WHAT TO DO:
Repeat every record below exactly, leaving out the pictures.
◆ ◆ ◆
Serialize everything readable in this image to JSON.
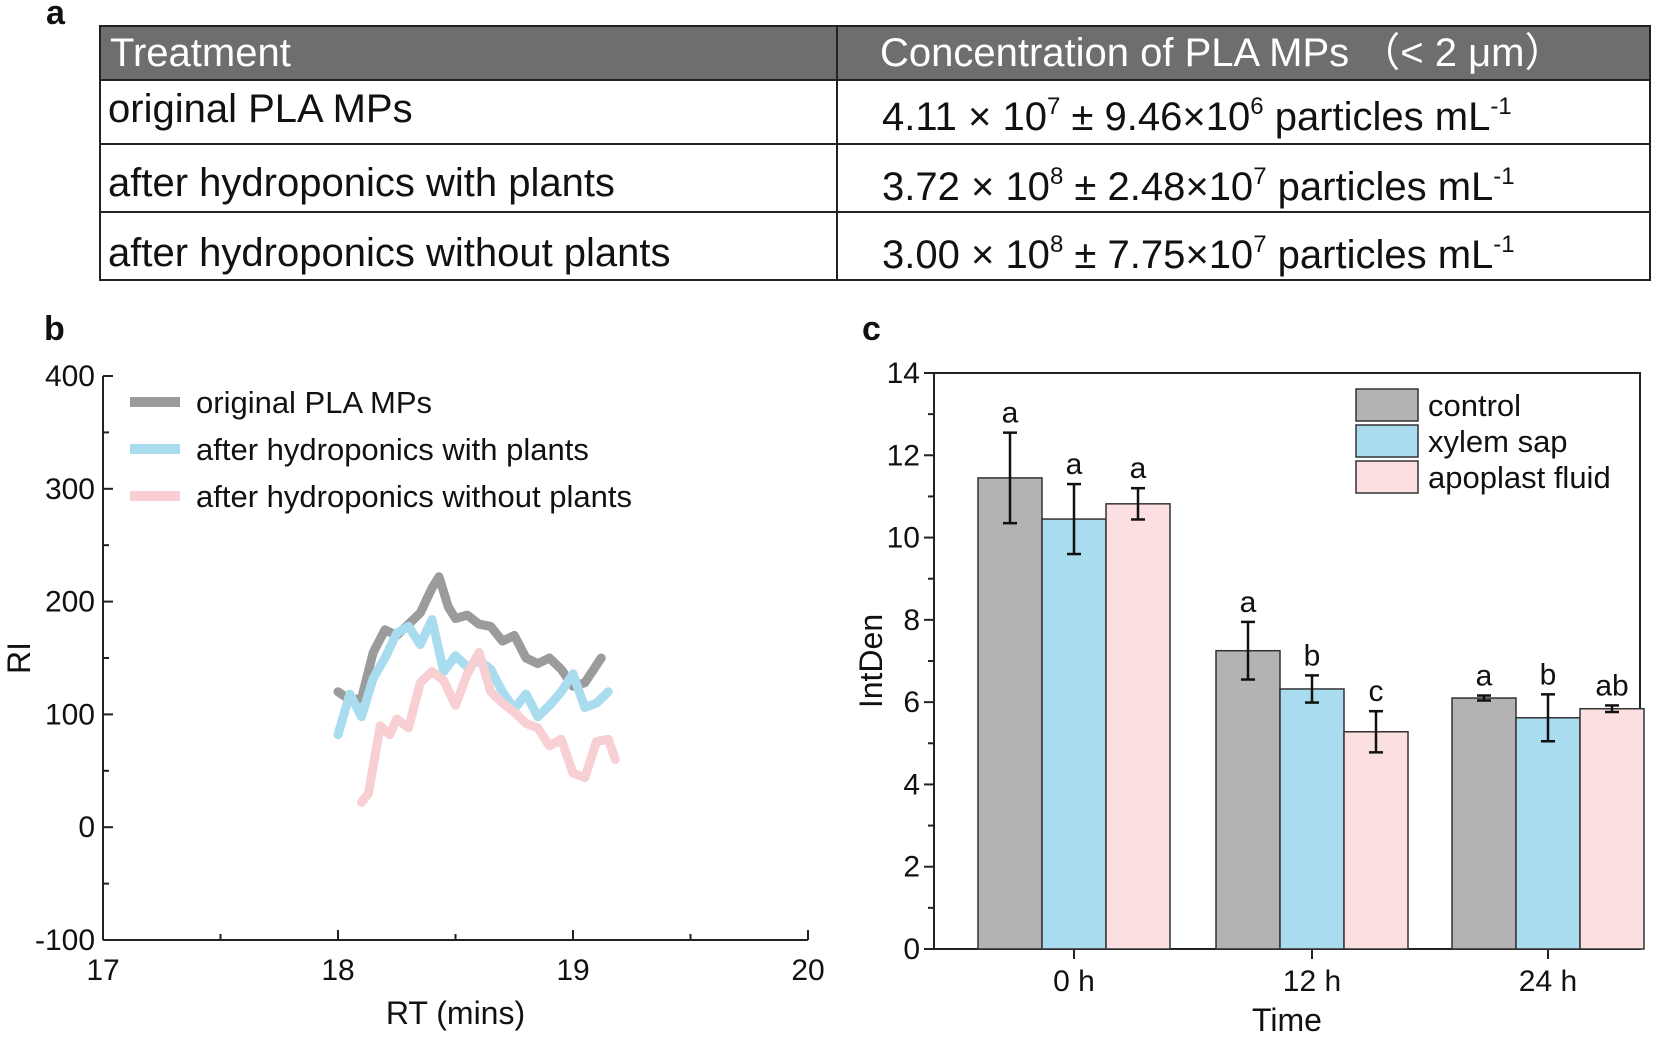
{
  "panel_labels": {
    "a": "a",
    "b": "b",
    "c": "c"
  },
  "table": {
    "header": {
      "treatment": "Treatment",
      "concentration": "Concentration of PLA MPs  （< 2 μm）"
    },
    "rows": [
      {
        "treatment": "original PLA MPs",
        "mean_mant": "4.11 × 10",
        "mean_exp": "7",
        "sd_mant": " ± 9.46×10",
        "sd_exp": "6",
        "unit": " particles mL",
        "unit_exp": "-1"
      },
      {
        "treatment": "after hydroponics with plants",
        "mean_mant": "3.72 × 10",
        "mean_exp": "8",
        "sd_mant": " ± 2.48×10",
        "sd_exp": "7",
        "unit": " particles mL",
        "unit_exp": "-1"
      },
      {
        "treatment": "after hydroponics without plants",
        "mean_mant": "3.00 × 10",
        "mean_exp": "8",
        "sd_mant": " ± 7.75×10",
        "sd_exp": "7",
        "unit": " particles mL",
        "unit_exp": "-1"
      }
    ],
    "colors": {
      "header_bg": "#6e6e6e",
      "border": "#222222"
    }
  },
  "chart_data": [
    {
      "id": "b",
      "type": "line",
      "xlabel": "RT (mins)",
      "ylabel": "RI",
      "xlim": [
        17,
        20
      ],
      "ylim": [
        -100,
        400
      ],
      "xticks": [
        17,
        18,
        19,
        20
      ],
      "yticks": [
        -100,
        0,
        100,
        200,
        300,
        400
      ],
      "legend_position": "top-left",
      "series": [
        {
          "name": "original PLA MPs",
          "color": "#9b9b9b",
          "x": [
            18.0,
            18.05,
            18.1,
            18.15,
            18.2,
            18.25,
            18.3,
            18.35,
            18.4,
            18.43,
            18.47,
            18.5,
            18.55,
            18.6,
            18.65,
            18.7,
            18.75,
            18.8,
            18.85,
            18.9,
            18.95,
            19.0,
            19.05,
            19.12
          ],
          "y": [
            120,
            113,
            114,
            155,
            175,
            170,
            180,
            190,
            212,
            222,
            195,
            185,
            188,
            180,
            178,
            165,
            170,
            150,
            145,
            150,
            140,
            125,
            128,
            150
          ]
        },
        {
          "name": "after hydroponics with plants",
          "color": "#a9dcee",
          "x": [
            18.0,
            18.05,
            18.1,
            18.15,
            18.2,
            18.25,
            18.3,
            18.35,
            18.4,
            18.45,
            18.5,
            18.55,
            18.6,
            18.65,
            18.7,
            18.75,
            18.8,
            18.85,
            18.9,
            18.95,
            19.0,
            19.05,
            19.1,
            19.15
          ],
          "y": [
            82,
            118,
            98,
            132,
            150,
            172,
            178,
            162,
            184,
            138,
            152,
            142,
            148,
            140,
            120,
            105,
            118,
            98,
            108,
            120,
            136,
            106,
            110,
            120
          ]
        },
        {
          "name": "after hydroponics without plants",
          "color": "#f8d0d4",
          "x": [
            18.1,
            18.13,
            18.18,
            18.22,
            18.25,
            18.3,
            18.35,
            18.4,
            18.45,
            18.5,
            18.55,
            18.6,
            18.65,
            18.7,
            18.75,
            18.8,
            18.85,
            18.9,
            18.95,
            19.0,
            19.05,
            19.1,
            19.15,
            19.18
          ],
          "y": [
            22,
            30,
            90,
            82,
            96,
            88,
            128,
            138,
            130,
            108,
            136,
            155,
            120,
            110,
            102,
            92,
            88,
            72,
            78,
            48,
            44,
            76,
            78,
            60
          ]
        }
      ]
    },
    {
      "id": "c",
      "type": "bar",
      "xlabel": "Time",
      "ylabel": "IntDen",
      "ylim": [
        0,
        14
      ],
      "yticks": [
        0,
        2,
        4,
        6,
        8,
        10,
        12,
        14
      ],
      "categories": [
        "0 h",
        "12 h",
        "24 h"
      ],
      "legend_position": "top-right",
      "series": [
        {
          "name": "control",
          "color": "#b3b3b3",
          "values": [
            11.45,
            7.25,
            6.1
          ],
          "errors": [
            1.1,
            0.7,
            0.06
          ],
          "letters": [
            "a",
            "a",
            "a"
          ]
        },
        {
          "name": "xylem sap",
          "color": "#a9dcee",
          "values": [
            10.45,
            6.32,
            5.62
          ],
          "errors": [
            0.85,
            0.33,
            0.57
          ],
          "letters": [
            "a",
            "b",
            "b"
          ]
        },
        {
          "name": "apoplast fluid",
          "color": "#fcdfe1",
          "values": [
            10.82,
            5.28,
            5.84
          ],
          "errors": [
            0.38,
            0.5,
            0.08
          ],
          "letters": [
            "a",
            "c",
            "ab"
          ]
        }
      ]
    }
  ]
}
◆ ◆ ◆
OUTPUT OF THE EXERCISE:
Serialize everything readable in this image to JSON.
{
  "panel_labels": {
    "a": "a",
    "b": "b",
    "c": "c"
  },
  "table": {
    "header": {
      "treatment": "Treatment",
      "concentration": "Concentration of PLA MPs  （< 2 μm）"
    },
    "rows": [
      {
        "treatment": "original PLA MPs",
        "mean_mant": "4.11 × 10",
        "mean_exp": "7",
        "sd_mant": " ± 9.46×10",
        "sd_exp": "6",
        "unit": " particles mL",
        "unit_exp": "-1"
      },
      {
        "treatment": "after hydroponics with plants",
        "mean_mant": "3.72 × 10",
        "mean_exp": "8",
        "sd_mant": " ± 2.48×10",
        "sd_exp": "7",
        "unit": " particles mL",
        "unit_exp": "-1"
      },
      {
        "treatment": "after hydroponics without plants",
        "mean_mant": "3.00 × 10",
        "mean_exp": "8",
        "sd_mant": " ± 7.75×10",
        "sd_exp": "7",
        "unit": " particles mL",
        "unit_exp": "-1"
      }
    ],
    "colors": {
      "header_bg": "#6e6e6e",
      "border": "#222222"
    }
  },
  "chart_data": [
    {
      "id": "b",
      "type": "line",
      "xlabel": "RT (mins)",
      "ylabel": "RI",
      "xlim": [
        17,
        20
      ],
      "ylim": [
        -100,
        400
      ],
      "xticks": [
        17,
        18,
        19,
        20
      ],
      "yticks": [
        -100,
        0,
        100,
        200,
        300,
        400
      ],
      "legend_position": "top-left",
      "series": [
        {
          "name": "original PLA MPs",
          "color": "#9b9b9b",
          "x": [
            18.0,
            18.05,
            18.1,
            18.15,
            18.2,
            18.25,
            18.3,
            18.35,
            18.4,
            18.43,
            18.47,
            18.5,
            18.55,
            18.6,
            18.65,
            18.7,
            18.75,
            18.8,
            18.85,
            18.9,
            18.95,
            19.0,
            19.05,
            19.12
          ],
          "y": [
            120,
            113,
            114,
            155,
            175,
            170,
            180,
            190,
            212,
            222,
            195,
            185,
            188,
            180,
            178,
            165,
            170,
            150,
            145,
            150,
            140,
            125,
            128,
            150
          ]
        },
        {
          "name": "after hydroponics with plants",
          "color": "#a9dcee",
          "x": [
            18.0,
            18.05,
            18.1,
            18.15,
            18.2,
            18.25,
            18.3,
            18.35,
            18.4,
            18.45,
            18.5,
            18.55,
            18.6,
            18.65,
            18.7,
            18.75,
            18.8,
            18.85,
            18.9,
            18.95,
            19.0,
            19.05,
            19.1,
            19.15
          ],
          "y": [
            82,
            118,
            98,
            132,
            150,
            172,
            178,
            162,
            184,
            138,
            152,
            142,
            148,
            140,
            120,
            105,
            118,
            98,
            108,
            120,
            136,
            106,
            110,
            120
          ]
        },
        {
          "name": "after hydroponics without plants",
          "color": "#f8d0d4",
          "x": [
            18.1,
            18.13,
            18.18,
            18.22,
            18.25,
            18.3,
            18.35,
            18.4,
            18.45,
            18.5,
            18.55,
            18.6,
            18.65,
            18.7,
            18.75,
            18.8,
            18.85,
            18.9,
            18.95,
            19.0,
            19.05,
            19.1,
            19.15,
            19.18
          ],
          "y": [
            22,
            30,
            90,
            82,
            96,
            88,
            128,
            138,
            130,
            108,
            136,
            155,
            120,
            110,
            102,
            92,
            88,
            72,
            78,
            48,
            44,
            76,
            78,
            60
          ]
        }
      ]
    },
    {
      "id": "c",
      "type": "bar",
      "xlabel": "Time",
      "ylabel": "IntDen",
      "ylim": [
        0,
        14
      ],
      "yticks": [
        0,
        2,
        4,
        6,
        8,
        10,
        12,
        14
      ],
      "categories": [
        "0 h",
        "12 h",
        "24 h"
      ],
      "legend_position": "top-right",
      "series": [
        {
          "name": "control",
          "color": "#b3b3b3",
          "values": [
            11.45,
            7.25,
            6.1
          ],
          "errors": [
            1.1,
            0.7,
            0.06
          ],
          "letters": [
            "a",
            "a",
            "a"
          ]
        },
        {
          "name": "xylem sap",
          "color": "#a9dcee",
          "values": [
            10.45,
            6.32,
            5.62
          ],
          "errors": [
            0.85,
            0.33,
            0.57
          ],
          "letters": [
            "a",
            "b",
            "b"
          ]
        },
        {
          "name": "apoplast fluid",
          "color": "#fcdfe1",
          "values": [
            10.82,
            5.28,
            5.84
          ],
          "errors": [
            0.38,
            0.5,
            0.08
          ],
          "letters": [
            "a",
            "c",
            "ab"
          ]
        }
      ]
    }
  ]
}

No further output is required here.